Extracted information =
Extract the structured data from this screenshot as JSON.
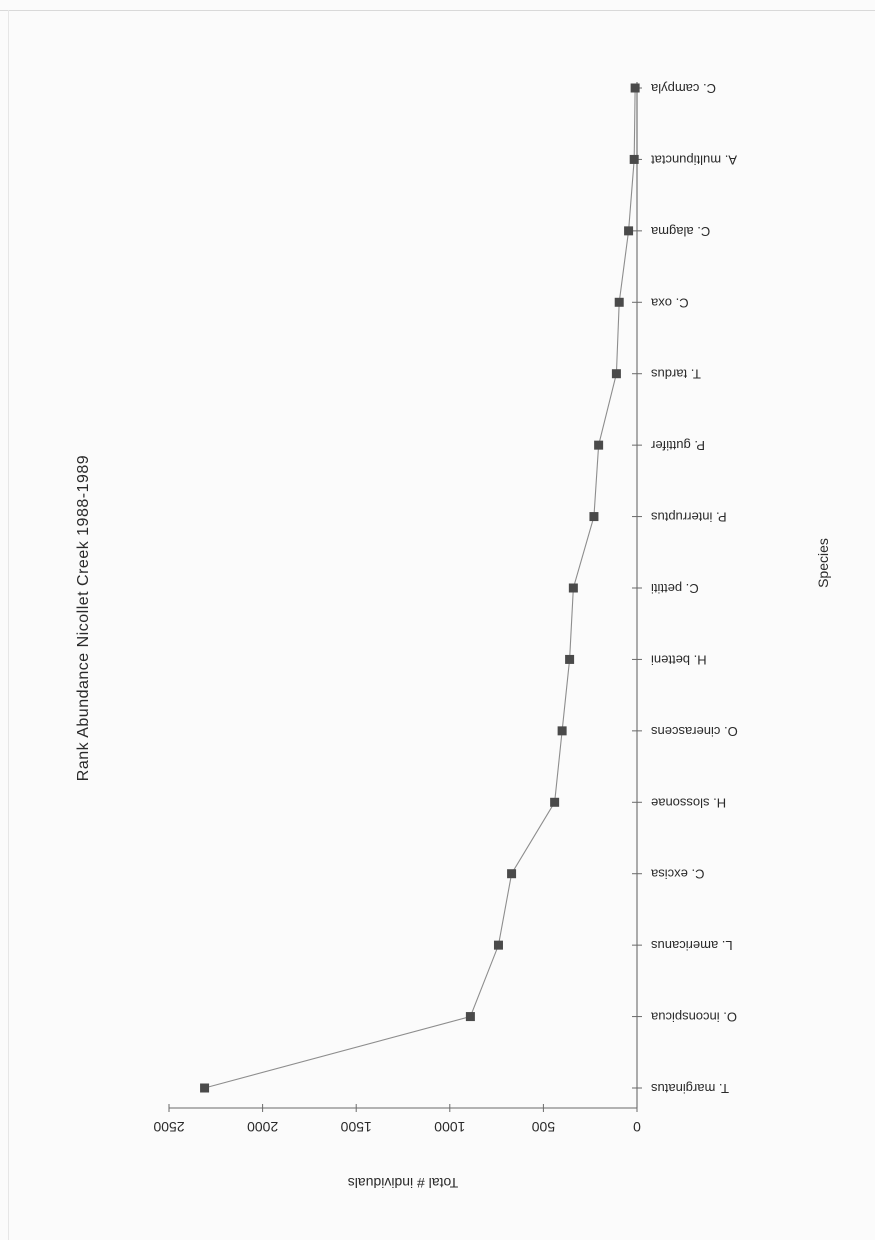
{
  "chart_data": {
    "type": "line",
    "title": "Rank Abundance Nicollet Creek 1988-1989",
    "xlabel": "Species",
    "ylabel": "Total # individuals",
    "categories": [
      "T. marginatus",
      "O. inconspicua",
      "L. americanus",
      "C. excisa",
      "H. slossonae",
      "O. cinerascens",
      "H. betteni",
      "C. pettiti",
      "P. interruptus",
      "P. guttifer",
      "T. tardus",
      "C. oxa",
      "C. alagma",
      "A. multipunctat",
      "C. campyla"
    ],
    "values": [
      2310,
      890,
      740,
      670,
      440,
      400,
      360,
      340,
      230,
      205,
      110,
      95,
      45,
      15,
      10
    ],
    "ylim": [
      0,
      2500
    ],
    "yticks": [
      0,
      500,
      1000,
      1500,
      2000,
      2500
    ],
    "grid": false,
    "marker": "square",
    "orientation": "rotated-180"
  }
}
* * *
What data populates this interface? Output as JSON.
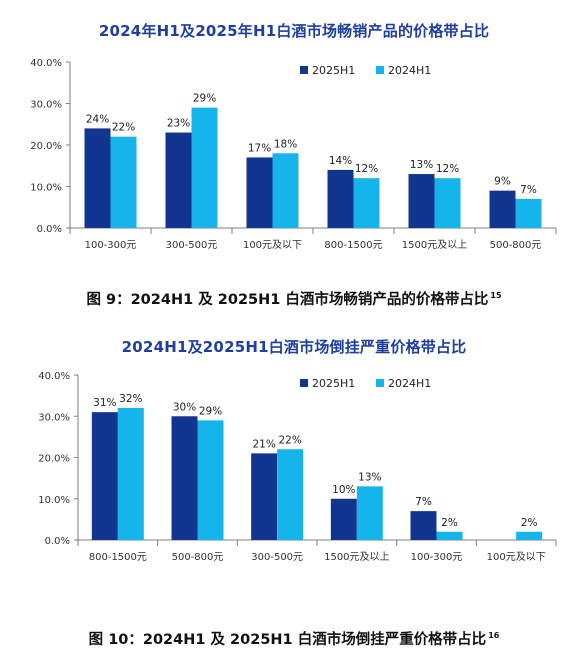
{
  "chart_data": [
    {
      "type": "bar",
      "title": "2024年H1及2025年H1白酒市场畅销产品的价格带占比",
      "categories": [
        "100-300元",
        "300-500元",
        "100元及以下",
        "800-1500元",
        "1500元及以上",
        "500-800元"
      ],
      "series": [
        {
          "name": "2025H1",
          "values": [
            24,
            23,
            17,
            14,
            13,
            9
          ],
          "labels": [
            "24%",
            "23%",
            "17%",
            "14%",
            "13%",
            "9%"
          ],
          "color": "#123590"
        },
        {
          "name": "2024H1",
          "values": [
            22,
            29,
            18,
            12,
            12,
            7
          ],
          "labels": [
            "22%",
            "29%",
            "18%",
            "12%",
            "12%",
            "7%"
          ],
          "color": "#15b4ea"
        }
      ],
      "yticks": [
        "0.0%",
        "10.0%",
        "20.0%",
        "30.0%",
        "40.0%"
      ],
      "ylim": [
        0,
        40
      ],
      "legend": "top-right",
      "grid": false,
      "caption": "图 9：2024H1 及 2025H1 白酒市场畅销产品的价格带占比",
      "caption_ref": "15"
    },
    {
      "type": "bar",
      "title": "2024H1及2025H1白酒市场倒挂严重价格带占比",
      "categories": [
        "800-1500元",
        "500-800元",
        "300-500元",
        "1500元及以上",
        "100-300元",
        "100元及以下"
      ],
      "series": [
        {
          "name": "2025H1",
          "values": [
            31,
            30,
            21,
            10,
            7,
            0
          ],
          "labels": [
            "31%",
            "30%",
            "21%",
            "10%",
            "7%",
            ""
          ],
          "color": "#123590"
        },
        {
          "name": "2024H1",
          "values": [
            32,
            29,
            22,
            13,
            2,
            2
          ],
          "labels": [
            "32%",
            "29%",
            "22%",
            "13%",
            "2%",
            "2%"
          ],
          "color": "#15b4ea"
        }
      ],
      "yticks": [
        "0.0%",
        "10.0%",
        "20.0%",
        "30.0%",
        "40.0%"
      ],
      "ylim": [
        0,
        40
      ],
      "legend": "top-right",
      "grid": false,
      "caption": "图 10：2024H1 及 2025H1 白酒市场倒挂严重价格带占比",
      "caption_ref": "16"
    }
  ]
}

Written request = Using the material above, gather every line that includes "title".

Result of this task =
    "title": "Rank Abundance Nicollet Creek 1988-1989",
      "title": "2024年H1及2025年H1白酒市场畅销产品的价格带占比",
      "title": "2024H1及2025H1白酒市场倒挂严重价格带占比",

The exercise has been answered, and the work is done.